### Stated task
Among the entries below, find how many lines carry the word "الفطحل" and state only that figure.

+ + + + + + +

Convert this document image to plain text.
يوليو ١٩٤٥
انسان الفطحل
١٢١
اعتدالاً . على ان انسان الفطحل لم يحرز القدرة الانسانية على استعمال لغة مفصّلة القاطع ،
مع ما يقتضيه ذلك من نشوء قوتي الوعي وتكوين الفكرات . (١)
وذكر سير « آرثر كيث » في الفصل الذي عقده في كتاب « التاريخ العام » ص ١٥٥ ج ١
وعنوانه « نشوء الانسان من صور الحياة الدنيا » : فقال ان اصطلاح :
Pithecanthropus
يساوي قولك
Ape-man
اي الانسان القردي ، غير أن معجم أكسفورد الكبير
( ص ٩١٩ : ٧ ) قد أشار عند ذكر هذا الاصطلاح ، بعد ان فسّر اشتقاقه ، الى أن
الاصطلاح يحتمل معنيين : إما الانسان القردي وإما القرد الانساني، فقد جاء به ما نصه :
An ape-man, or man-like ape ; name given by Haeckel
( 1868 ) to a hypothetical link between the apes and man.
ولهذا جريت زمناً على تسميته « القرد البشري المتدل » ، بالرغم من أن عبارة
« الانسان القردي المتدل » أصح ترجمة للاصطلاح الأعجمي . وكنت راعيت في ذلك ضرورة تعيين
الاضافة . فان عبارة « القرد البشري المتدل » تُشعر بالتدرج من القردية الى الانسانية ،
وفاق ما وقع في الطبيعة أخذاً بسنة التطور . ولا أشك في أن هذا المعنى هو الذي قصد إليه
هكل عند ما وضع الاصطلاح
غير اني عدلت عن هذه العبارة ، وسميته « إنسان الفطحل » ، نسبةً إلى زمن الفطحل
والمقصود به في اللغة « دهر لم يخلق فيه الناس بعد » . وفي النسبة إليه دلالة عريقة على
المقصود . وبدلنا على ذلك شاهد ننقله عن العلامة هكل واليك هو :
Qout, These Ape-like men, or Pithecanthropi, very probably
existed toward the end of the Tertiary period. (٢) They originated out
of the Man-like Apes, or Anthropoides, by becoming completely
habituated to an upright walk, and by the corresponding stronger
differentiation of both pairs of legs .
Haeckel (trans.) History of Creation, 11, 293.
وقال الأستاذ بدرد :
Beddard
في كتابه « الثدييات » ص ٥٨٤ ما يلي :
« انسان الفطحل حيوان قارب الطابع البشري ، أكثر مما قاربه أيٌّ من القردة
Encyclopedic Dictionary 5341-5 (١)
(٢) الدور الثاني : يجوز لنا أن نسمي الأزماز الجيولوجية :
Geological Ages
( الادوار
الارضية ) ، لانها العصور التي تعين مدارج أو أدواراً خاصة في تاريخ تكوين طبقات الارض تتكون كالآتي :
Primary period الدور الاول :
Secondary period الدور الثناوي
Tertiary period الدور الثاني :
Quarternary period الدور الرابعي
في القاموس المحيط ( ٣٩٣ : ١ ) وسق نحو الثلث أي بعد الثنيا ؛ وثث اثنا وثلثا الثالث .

+ + + + + + +

### Exercise solution
4